# Data shown:

----------

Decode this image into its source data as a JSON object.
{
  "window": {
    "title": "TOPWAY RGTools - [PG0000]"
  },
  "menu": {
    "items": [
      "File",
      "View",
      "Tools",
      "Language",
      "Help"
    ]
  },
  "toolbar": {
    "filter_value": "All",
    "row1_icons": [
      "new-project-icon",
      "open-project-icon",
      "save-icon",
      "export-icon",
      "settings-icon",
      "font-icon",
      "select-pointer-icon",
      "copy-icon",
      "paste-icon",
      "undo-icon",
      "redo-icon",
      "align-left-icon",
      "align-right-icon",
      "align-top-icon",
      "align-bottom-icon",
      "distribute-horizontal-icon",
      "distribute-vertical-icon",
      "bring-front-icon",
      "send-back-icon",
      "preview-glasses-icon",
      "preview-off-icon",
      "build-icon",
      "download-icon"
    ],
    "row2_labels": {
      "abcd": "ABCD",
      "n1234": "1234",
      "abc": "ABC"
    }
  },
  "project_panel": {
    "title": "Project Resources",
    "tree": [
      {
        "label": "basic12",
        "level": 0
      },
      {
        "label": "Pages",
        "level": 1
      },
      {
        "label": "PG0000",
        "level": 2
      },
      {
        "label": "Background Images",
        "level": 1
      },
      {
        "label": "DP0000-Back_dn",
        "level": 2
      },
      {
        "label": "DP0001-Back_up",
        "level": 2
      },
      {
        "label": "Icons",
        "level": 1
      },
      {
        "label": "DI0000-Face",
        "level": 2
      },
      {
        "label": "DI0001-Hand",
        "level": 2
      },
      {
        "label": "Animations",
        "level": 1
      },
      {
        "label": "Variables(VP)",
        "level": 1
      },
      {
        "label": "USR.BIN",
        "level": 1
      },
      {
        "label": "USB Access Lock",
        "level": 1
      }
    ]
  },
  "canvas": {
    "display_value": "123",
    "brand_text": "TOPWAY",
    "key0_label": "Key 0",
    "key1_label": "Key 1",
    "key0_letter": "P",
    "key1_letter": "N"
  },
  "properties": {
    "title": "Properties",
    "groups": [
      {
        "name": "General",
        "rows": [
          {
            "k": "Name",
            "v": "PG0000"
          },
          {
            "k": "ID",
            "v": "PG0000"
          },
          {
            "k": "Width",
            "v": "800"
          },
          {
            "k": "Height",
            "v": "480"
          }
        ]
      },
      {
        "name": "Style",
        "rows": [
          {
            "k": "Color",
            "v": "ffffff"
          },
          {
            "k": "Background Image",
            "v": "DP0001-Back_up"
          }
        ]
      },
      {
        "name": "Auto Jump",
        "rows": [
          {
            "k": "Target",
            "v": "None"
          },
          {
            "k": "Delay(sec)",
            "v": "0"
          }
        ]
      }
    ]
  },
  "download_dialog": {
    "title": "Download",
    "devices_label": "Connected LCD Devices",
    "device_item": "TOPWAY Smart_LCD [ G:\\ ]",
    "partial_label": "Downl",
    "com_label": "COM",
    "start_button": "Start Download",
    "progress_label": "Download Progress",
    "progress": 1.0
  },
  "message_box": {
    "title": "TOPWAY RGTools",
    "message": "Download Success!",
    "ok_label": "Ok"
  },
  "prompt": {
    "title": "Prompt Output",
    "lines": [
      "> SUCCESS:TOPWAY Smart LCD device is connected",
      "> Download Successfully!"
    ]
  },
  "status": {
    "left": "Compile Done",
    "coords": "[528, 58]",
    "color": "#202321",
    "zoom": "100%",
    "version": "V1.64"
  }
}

----------

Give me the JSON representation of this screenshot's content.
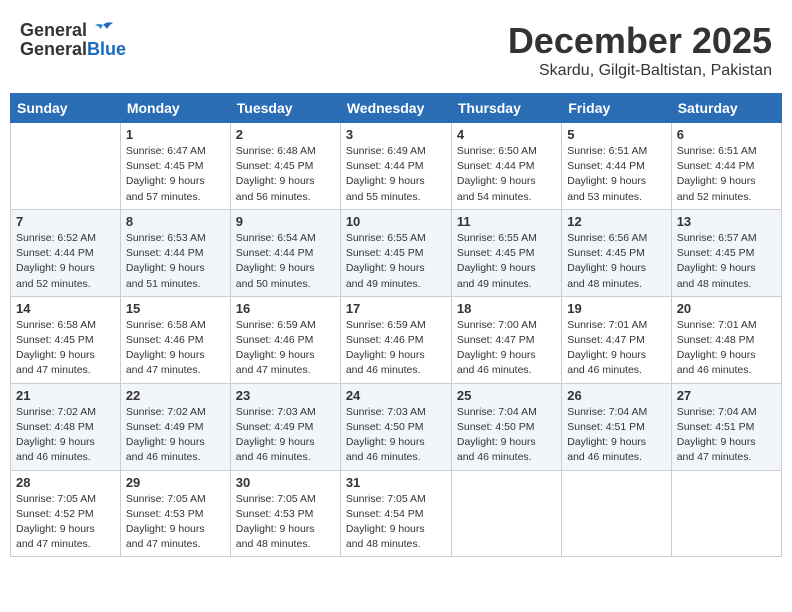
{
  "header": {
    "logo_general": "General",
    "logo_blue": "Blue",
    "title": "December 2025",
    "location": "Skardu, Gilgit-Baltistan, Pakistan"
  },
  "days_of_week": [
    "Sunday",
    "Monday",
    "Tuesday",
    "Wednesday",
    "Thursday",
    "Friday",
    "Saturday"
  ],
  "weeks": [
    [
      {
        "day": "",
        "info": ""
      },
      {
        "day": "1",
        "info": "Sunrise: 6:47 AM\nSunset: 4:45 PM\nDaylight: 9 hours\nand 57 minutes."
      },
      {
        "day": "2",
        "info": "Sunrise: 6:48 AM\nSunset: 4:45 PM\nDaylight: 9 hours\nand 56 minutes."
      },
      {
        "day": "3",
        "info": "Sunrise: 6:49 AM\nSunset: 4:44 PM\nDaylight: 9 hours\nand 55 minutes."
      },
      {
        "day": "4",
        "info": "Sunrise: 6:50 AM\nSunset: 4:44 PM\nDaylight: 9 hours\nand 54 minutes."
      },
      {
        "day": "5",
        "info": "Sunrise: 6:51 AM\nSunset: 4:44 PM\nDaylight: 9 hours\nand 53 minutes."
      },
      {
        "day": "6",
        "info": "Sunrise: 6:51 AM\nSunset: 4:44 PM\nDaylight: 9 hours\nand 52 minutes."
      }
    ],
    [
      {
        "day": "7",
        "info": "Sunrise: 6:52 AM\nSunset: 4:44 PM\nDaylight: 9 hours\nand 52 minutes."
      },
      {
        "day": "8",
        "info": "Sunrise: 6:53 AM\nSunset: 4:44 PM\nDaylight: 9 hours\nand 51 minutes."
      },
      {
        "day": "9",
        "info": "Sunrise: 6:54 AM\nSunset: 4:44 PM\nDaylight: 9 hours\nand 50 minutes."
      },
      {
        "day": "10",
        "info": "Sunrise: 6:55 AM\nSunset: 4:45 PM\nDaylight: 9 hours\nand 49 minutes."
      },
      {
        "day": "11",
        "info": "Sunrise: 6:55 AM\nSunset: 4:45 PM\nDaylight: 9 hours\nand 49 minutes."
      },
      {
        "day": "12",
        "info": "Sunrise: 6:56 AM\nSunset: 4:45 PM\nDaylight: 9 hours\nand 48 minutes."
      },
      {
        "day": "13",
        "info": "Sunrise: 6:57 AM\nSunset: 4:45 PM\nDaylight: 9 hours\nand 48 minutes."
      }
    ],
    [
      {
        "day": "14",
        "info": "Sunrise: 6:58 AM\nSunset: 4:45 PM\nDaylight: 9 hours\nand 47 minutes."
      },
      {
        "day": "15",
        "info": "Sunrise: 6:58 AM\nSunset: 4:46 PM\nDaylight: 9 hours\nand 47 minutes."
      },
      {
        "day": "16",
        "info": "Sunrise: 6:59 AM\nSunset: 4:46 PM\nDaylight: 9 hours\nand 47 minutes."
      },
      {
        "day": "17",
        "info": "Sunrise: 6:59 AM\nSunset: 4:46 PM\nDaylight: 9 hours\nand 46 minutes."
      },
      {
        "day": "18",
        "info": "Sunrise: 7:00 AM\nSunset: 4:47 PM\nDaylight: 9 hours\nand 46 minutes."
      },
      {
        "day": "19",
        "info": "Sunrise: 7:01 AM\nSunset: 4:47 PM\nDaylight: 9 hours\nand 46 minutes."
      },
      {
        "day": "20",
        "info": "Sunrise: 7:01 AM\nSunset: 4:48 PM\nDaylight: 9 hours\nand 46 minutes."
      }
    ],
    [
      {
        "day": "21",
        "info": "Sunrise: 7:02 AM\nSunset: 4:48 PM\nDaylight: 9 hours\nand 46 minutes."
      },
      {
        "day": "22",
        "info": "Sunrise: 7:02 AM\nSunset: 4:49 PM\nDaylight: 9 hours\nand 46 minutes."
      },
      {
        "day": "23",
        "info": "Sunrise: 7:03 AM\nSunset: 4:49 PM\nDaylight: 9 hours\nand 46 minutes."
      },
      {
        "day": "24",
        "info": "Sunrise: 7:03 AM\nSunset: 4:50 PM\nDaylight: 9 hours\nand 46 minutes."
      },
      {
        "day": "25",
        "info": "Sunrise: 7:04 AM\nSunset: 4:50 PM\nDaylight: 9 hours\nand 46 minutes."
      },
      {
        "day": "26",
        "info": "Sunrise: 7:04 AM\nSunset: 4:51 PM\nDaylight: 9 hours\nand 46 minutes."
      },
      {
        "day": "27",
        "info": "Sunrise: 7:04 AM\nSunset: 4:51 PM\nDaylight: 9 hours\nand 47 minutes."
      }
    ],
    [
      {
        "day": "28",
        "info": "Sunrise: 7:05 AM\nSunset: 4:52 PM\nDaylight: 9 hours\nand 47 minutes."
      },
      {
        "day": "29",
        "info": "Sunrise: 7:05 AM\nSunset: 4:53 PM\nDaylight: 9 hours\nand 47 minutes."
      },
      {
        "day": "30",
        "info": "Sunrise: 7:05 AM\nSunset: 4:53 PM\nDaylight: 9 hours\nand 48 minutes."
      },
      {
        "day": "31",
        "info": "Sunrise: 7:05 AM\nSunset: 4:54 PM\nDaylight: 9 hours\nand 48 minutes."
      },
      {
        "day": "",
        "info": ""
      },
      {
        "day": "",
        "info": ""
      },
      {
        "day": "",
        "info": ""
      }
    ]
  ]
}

----------

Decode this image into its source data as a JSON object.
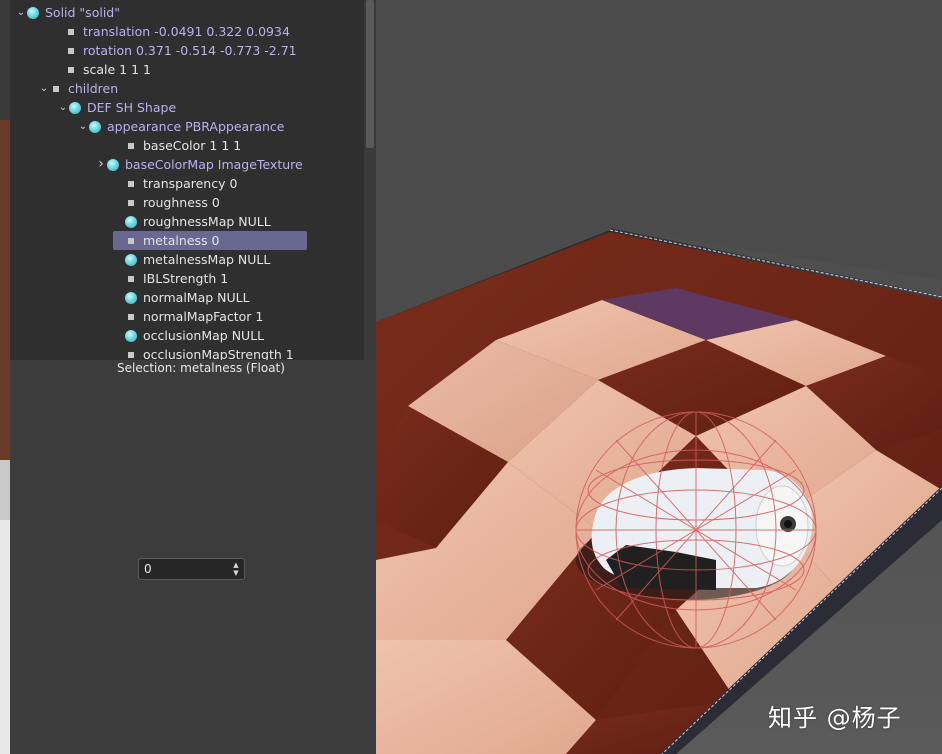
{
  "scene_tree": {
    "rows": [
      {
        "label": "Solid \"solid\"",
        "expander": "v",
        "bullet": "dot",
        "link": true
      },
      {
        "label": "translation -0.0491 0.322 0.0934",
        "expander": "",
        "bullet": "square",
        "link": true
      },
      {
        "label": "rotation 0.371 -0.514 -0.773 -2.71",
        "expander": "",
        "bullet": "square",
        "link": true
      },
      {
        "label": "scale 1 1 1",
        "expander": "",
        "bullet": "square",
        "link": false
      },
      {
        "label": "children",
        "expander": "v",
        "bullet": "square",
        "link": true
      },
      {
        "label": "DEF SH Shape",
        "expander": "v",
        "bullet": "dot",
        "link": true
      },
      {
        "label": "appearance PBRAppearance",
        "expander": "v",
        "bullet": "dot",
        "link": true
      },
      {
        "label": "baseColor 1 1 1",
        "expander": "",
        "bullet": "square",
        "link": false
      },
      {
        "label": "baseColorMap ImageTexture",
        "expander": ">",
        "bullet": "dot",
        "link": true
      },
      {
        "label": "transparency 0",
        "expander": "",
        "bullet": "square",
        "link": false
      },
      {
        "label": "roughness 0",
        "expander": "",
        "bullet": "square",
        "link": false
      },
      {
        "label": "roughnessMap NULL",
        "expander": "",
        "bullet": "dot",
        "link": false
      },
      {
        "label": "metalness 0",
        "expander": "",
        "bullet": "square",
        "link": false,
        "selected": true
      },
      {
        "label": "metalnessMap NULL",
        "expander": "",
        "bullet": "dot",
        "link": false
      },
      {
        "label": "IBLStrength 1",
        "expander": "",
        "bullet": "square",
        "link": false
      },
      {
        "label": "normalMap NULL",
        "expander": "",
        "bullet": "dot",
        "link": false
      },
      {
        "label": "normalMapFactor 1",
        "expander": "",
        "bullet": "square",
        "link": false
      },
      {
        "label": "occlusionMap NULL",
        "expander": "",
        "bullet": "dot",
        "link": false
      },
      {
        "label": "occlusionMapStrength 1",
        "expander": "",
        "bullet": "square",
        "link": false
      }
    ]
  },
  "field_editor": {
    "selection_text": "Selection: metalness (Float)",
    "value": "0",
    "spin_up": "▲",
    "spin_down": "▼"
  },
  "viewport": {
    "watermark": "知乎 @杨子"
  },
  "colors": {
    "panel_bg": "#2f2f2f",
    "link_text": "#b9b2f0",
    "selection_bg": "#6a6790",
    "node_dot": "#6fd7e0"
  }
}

----------

# What the exercise asks:
Which lines include the word "align"? List them all.

# Written solution:
      "align-left-icon",
      "align-right-icon",
      "align-top-icon",
      "align-bottom-icon",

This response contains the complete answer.